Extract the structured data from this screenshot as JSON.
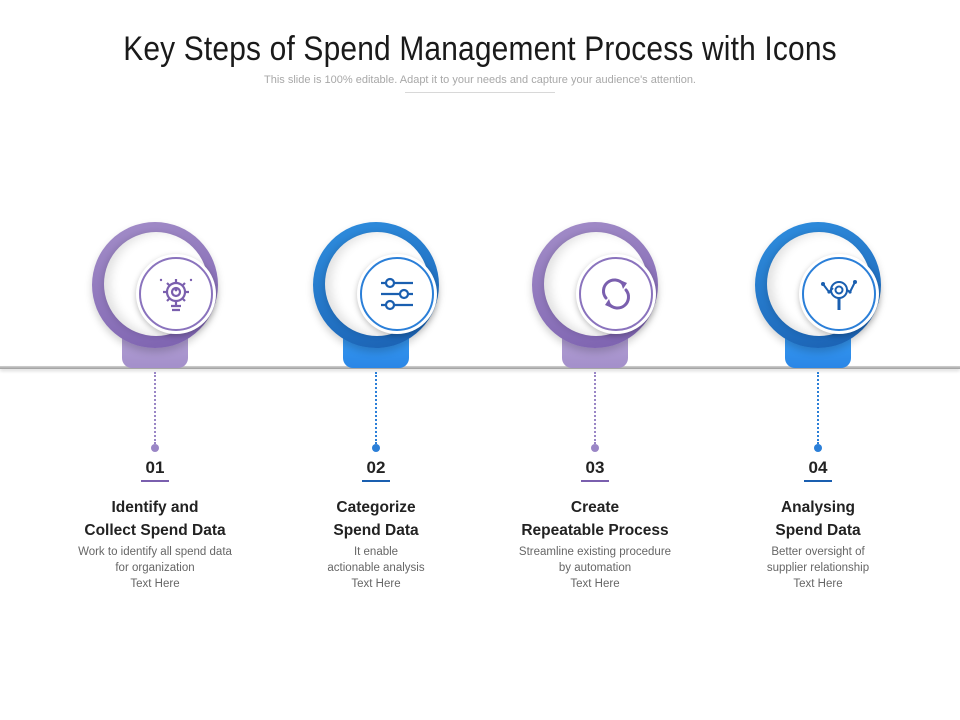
{
  "title": "Key Steps of Spend Management Process with Icons",
  "subtitle": "This slide is 100% editable. Adapt it to your needs and capture your audience's attention.",
  "colors": {
    "purple": "#8a73bd",
    "blue": "#2b7fd8"
  },
  "steps": [
    {
      "number": "01",
      "heading": "Identify and\nCollect Spend Data",
      "description": "Work to identify all spend data\nfor organization\nText Here",
      "icon": "gear-bulb-icon",
      "theme": "purple"
    },
    {
      "number": "02",
      "heading": "Categorize\nSpend Data",
      "description": "It enable\nactionable analysis\nText Here",
      "icon": "sliders-icon",
      "theme": "blue"
    },
    {
      "number": "03",
      "heading": "Create\nRepeatable Process",
      "description": "Streamline existing procedure\nby automation\nText Here",
      "icon": "refresh-cycle-icon",
      "theme": "purple"
    },
    {
      "number": "04",
      "heading": "Analysing\nSpend Data",
      "description": "Better oversight of\nsupplier relationship\nText Here",
      "icon": "magnifier-network-icon",
      "theme": "blue"
    }
  ]
}
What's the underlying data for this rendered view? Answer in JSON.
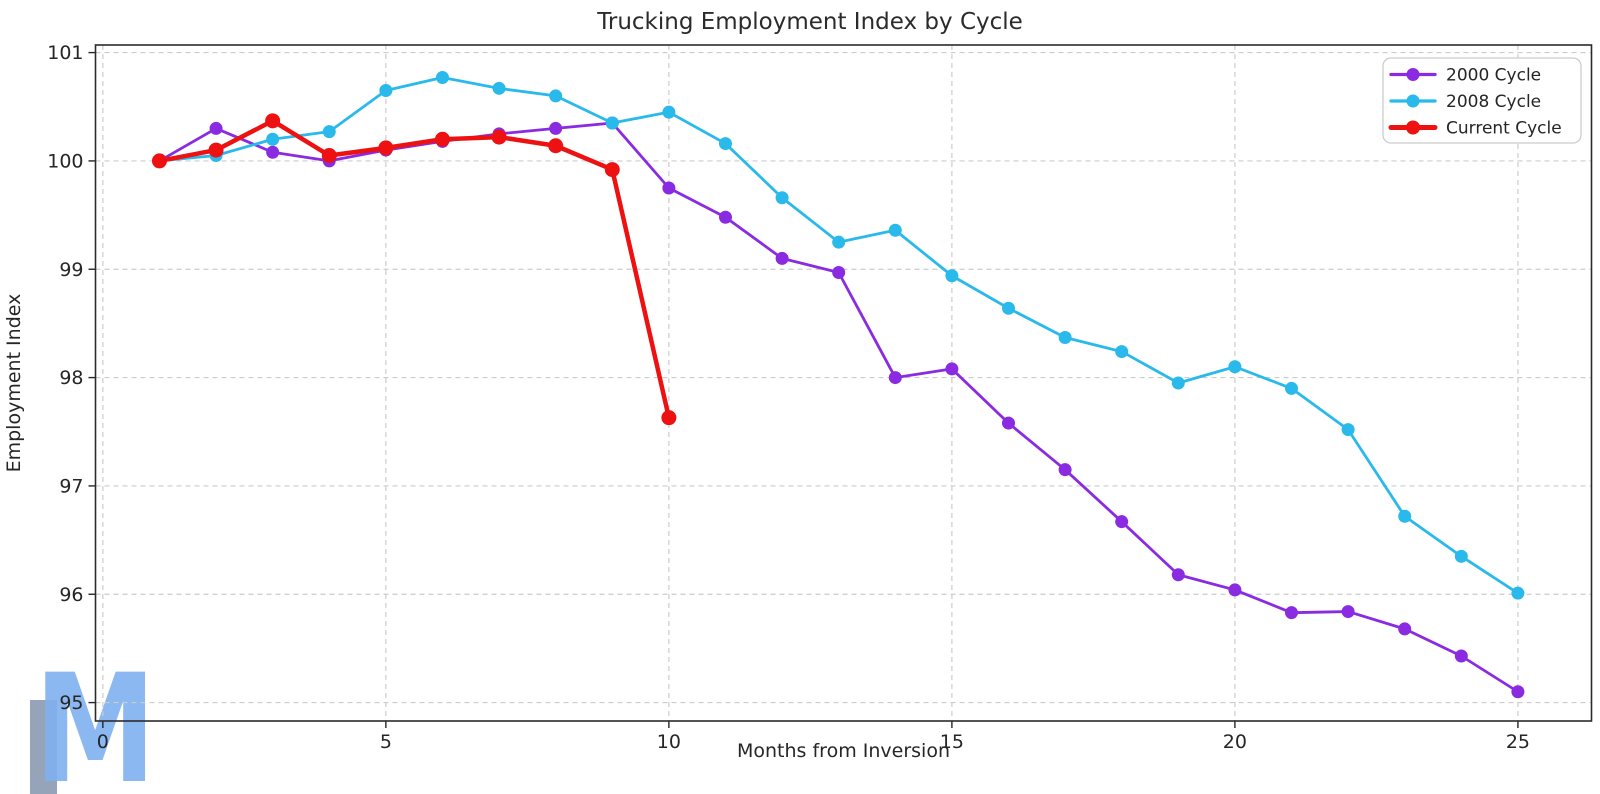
{
  "watermark": {
    "letter": "M",
    "bar_color": "#8d9cb3",
    "m_color": "#7fb0ef"
  },
  "chart_data": {
    "type": "line",
    "title": "Trucking Employment Index by Cycle",
    "xlabel": "Months from Inversion",
    "ylabel": "Employment Index",
    "xlim": [
      -0.13,
      26.3
    ],
    "ylim": [
      94.83,
      101.07
    ],
    "xticks": [
      0,
      5,
      10,
      15,
      20,
      25
    ],
    "yticks": [
      95,
      96,
      97,
      98,
      99,
      100,
      101
    ],
    "grid": true,
    "grid_style": "dashed",
    "legend_position": "top-right",
    "legend_entries": [
      "2000 Cycle",
      "2008 Cycle",
      "Current Cycle"
    ],
    "series": [
      {
        "name": "2000 Cycle",
        "color": "#8A2BE2",
        "line_width": 2.8,
        "marker_radius": 6.5,
        "x": [
          1,
          2,
          3,
          4,
          5,
          6,
          7,
          8,
          9,
          10,
          11,
          12,
          13,
          14,
          15,
          16,
          17,
          18,
          19,
          20,
          21,
          22,
          23,
          24,
          25
        ],
        "y": [
          100.0,
          100.3,
          100.08,
          100.0,
          100.1,
          100.18,
          100.25,
          100.3,
          100.35,
          99.75,
          99.48,
          99.1,
          98.97,
          98.0,
          98.08,
          97.58,
          97.15,
          96.67,
          96.18,
          96.04,
          95.83,
          95.84,
          95.68,
          95.43,
          95.1
        ]
      },
      {
        "name": "2008 Cycle",
        "color": "#29B9EA",
        "line_width": 2.8,
        "marker_radius": 6.5,
        "x": [
          1,
          2,
          3,
          4,
          5,
          6,
          7,
          8,
          9,
          10,
          11,
          12,
          13,
          14,
          15,
          16,
          17,
          18,
          19,
          20,
          21,
          22,
          23,
          24,
          25
        ],
        "y": [
          100.0,
          100.05,
          100.2,
          100.27,
          100.65,
          100.77,
          100.67,
          100.6,
          100.35,
          100.45,
          100.16,
          99.66,
          99.25,
          99.36,
          98.94,
          98.64,
          98.37,
          98.24,
          97.95,
          98.1,
          97.9,
          97.52,
          96.72,
          96.35,
          96.01
        ]
      },
      {
        "name": "Current Cycle",
        "color": "#EE1111",
        "line_width": 4.5,
        "marker_radius": 7.5,
        "x": [
          1,
          2,
          3,
          4,
          5,
          6,
          7,
          8,
          9,
          10
        ],
        "y": [
          100.0,
          100.1,
          100.37,
          100.05,
          100.12,
          100.2,
          100.22,
          100.14,
          99.92,
          97.63
        ]
      }
    ]
  }
}
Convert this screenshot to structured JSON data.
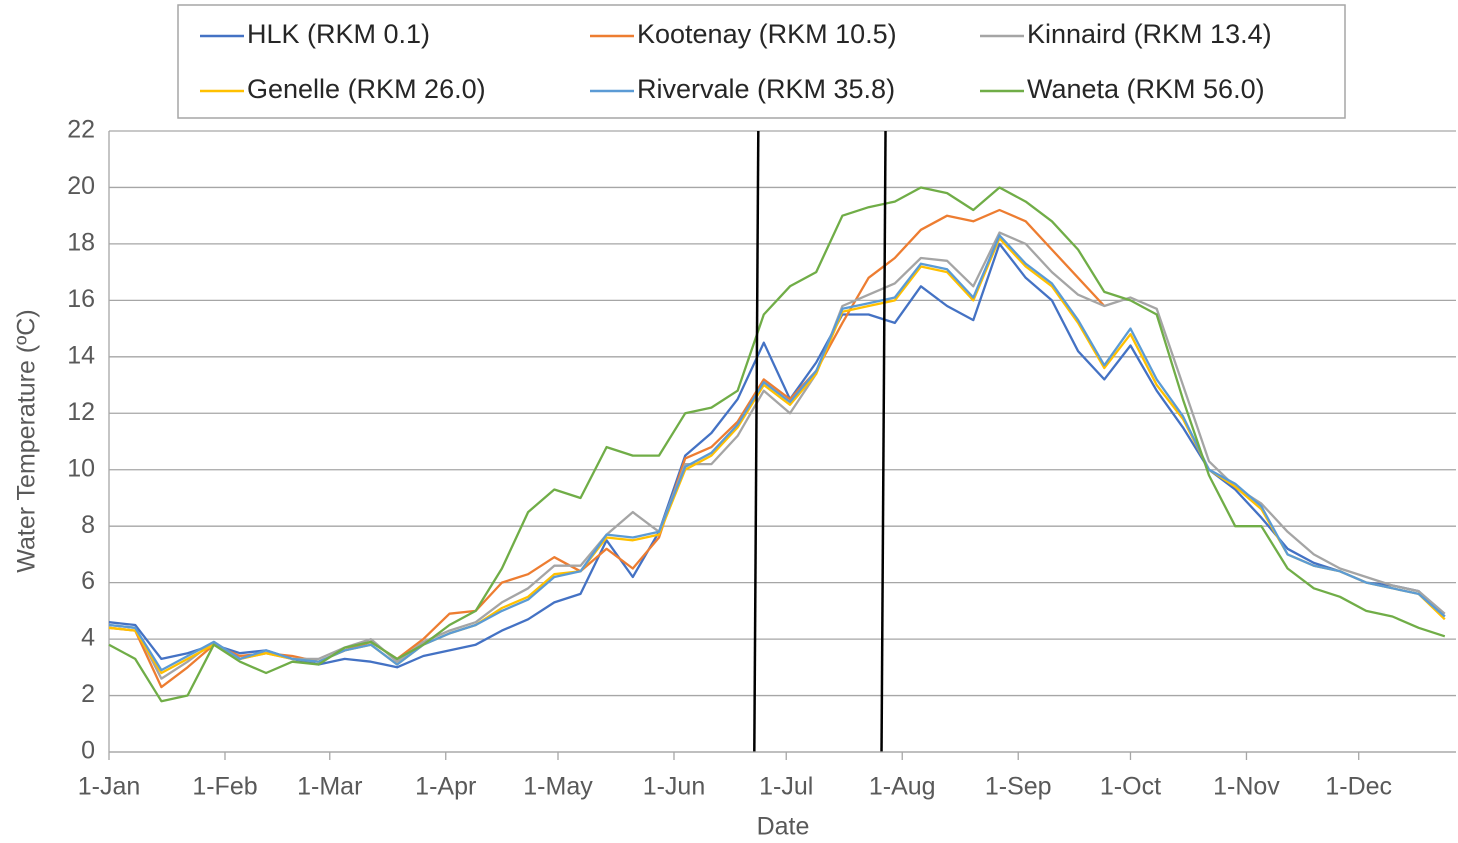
{
  "chart_data": {
    "type": "line",
    "x_label": "Date",
    "y_label": "Water Temperature (ºC)",
    "x": [
      0,
      7,
      14,
      21,
      28,
      35,
      42,
      49,
      56,
      63,
      70,
      77,
      84,
      91,
      98,
      105,
      112,
      119,
      126,
      133,
      140,
      147,
      154,
      161,
      168,
      175,
      182,
      189,
      196,
      203,
      210,
      217,
      224,
      231,
      238,
      245,
      252,
      259,
      266,
      273,
      280,
      287,
      294,
      301,
      308,
      315,
      322,
      329,
      336,
      343,
      350,
      357
    ],
    "xlim": [
      0,
      360
    ],
    "xticks": [
      {
        "value": 0,
        "label": "1-Jan"
      },
      {
        "value": 31,
        "label": "1-Feb"
      },
      {
        "value": 59,
        "label": "1-Mar"
      },
      {
        "value": 90,
        "label": "1-Apr"
      },
      {
        "value": 120,
        "label": "1-May"
      },
      {
        "value": 151,
        "label": "1-Jun"
      },
      {
        "value": 181,
        "label": "1-Jul"
      },
      {
        "value": 212,
        "label": "1-Aug"
      },
      {
        "value": 243,
        "label": "1-Sep"
      },
      {
        "value": 273,
        "label": "1-Oct"
      },
      {
        "value": 304,
        "label": "1-Nov"
      },
      {
        "value": 334,
        "label": "1-Dec"
      }
    ],
    "ylim": [
      0,
      22
    ],
    "yticks": [
      0,
      2,
      4,
      6,
      8,
      10,
      12,
      14,
      16,
      18,
      20,
      22
    ],
    "grid": true,
    "vlines": [
      173,
      207
    ],
    "legend": "top",
    "series": [
      {
        "name": "HLK (RKM 0.1)",
        "color": "#4472c4",
        "values": [
          4.6,
          4.5,
          3.3,
          3.5,
          3.8,
          3.5,
          3.6,
          3.3,
          3.1,
          3.3,
          3.2,
          3.0,
          3.4,
          3.6,
          3.8,
          4.3,
          4.7,
          5.3,
          5.6,
          7.5,
          6.2,
          7.8,
          10.5,
          11.3,
          12.5,
          14.5,
          12.5,
          13.8,
          15.5,
          15.5,
          15.2,
          16.5,
          15.8,
          15.3,
          18.0,
          16.8,
          16.0,
          14.2,
          13.2,
          14.4,
          12.8,
          11.5,
          10.0,
          9.3,
          8.3,
          7.2,
          6.7,
          6.4,
          6.0,
          5.9,
          5.7,
          4.8
        ]
      },
      {
        "name": "Kootenay (RKM 10.5)",
        "color": "#ed7d31",
        "values": [
          4.4,
          4.3,
          2.3,
          3.0,
          3.8,
          3.4,
          3.5,
          3.4,
          3.2,
          3.6,
          3.9,
          3.3,
          4.0,
          4.9,
          5.0,
          6.0,
          6.3,
          6.9,
          6.4,
          7.2,
          6.5,
          7.6,
          10.4,
          10.8,
          11.7,
          13.2,
          12.5,
          13.5,
          15.2,
          16.8,
          17.5,
          18.5,
          19.0,
          18.8,
          19.2,
          18.8,
          17.8,
          16.8,
          15.8,
          null,
          null,
          null,
          null,
          null,
          null,
          null,
          null,
          null,
          null,
          null,
          null,
          null
        ]
      },
      {
        "name": "Kinnaird (RKM 13.4)",
        "color": "#a5a5a5",
        "values": [
          4.5,
          4.4,
          2.6,
          3.2,
          3.9,
          3.3,
          3.5,
          3.3,
          3.3,
          3.7,
          4.0,
          3.2,
          3.9,
          4.3,
          4.6,
          5.3,
          5.8,
          6.6,
          6.6,
          7.7,
          8.5,
          7.8,
          10.2,
          10.2,
          11.2,
          12.8,
          12.0,
          13.4,
          15.8,
          16.2,
          16.6,
          17.5,
          17.4,
          16.5,
          18.4,
          18.0,
          17.0,
          16.2,
          15.8,
          16.1,
          15.7,
          13.0,
          10.3,
          9.4,
          8.8,
          7.8,
          7.0,
          6.5,
          6.2,
          5.9,
          5.7,
          4.9
        ]
      },
      {
        "name": "Genelle (RKM 26.0)",
        "color": "#ffc000",
        "values": [
          4.4,
          4.3,
          2.8,
          3.3,
          3.8,
          3.3,
          3.5,
          3.3,
          3.2,
          3.6,
          3.8,
          3.1,
          3.8,
          4.2,
          4.5,
          5.1,
          5.5,
          6.3,
          6.4,
          7.6,
          7.5,
          7.7,
          10.0,
          10.5,
          11.5,
          13.0,
          12.3,
          13.4,
          15.6,
          15.8,
          16.0,
          17.2,
          17.0,
          16.0,
          18.2,
          17.2,
          16.5,
          15.2,
          13.6,
          14.8,
          13.0,
          11.8,
          10.0,
          9.4,
          8.6,
          7.0,
          6.6,
          6.4,
          6.0,
          5.8,
          5.6,
          4.7
        ]
      },
      {
        "name": "Rivervale (RKM 35.8)",
        "color": "#5b9bd5",
        "values": [
          4.5,
          4.4,
          2.9,
          3.4,
          3.9,
          3.3,
          3.6,
          3.3,
          3.2,
          3.6,
          3.8,
          3.1,
          3.8,
          4.2,
          4.5,
          5.0,
          5.4,
          6.2,
          6.4,
          7.7,
          7.6,
          7.8,
          10.1,
          10.6,
          11.6,
          13.1,
          12.4,
          13.5,
          15.7,
          15.9,
          16.1,
          17.3,
          17.1,
          16.1,
          18.3,
          17.3,
          16.6,
          15.3,
          13.7,
          15.0,
          13.2,
          11.9,
          10.0,
          9.5,
          8.7,
          7.0,
          6.6,
          6.4,
          6.0,
          5.8,
          5.6,
          4.8
        ]
      },
      {
        "name": "Waneta (RKM 56.0)",
        "color": "#70ad47",
        "values": [
          3.8,
          3.3,
          1.8,
          2.0,
          3.8,
          3.2,
          2.8,
          3.2,
          3.1,
          3.7,
          3.9,
          3.3,
          3.8,
          4.5,
          5.0,
          6.5,
          8.5,
          9.3,
          9.0,
          10.8,
          10.5,
          10.5,
          12.0,
          12.2,
          12.8,
          15.5,
          16.5,
          17.0,
          19.0,
          19.3,
          19.5,
          20.0,
          19.8,
          19.2,
          20.0,
          19.5,
          18.8,
          17.8,
          16.3,
          16.0,
          15.5,
          12.5,
          9.8,
          8.0,
          8.0,
          6.5,
          5.8,
          5.5,
          5.0,
          4.8,
          4.4,
          4.1
        ]
      }
    ]
  }
}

-- -- --

> **WHAT IS ASKED**
Check each line of the entries above, and show every one holding the word "Here".

> **ANSWER**
      "description": "Work to identify all spend data\nfor organization\nText Here",
      "description": "It enable\nactionable analysis\nText Here",
      "description": "Streamline existing procedure\nby automation\nText Here",
      "description": "Better oversight of\nsupplier relationship\nText Here",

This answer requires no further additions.